*Description of the task*: Pull every line containing "Complexity" from the entries.

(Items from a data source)
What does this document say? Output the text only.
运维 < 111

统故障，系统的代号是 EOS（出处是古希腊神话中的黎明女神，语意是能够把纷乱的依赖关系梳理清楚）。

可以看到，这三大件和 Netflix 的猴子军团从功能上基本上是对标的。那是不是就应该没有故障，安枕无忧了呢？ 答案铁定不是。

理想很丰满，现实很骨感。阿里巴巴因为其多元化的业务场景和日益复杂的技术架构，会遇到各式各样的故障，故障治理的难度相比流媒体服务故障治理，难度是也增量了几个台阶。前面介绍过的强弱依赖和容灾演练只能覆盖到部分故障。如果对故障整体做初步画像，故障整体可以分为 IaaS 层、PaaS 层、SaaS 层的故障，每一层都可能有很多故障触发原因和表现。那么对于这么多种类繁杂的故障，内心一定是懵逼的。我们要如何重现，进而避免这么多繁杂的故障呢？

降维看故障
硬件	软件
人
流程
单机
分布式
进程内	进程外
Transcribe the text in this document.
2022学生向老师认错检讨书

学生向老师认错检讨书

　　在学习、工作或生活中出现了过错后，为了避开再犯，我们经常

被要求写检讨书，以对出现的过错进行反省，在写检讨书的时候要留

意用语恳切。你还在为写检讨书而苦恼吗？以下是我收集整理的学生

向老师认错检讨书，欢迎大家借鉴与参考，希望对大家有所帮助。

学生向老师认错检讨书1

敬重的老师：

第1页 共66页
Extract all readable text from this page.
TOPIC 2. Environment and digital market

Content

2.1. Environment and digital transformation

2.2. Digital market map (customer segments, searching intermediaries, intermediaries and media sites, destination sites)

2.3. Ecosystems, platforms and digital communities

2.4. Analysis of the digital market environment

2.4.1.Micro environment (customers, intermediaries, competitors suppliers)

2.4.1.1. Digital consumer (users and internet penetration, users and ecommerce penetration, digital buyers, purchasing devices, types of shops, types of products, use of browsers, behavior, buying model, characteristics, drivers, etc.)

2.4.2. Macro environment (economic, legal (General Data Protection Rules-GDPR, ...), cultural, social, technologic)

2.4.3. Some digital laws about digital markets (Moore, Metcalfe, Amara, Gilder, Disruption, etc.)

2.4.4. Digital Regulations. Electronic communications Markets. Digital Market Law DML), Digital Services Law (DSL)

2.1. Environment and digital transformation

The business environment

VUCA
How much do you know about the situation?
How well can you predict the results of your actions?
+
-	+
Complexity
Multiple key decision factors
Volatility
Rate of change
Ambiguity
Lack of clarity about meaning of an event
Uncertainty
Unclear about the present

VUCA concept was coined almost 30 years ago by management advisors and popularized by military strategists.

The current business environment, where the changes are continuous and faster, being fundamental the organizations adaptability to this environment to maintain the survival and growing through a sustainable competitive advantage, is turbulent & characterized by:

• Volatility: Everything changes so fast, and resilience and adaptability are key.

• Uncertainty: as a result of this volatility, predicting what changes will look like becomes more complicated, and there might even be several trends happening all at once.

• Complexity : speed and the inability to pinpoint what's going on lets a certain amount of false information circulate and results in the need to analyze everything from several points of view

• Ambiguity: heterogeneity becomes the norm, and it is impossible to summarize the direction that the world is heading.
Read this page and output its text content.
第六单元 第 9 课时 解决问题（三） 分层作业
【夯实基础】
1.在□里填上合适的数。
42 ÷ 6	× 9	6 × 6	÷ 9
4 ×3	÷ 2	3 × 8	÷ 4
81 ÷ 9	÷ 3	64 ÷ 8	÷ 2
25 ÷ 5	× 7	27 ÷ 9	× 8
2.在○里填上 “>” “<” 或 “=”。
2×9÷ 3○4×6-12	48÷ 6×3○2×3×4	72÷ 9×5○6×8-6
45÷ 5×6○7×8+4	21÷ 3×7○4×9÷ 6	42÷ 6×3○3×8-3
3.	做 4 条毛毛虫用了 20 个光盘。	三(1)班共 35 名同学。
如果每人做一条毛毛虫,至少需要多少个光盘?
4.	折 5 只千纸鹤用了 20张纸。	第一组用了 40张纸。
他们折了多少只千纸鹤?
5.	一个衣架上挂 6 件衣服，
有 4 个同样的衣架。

*Result of the exercise*:
Complexity
• Complexity : speed and the inability to pinpoint what's going on lets a certain amount of false information circulate and results in the need to analyze everything from several points of view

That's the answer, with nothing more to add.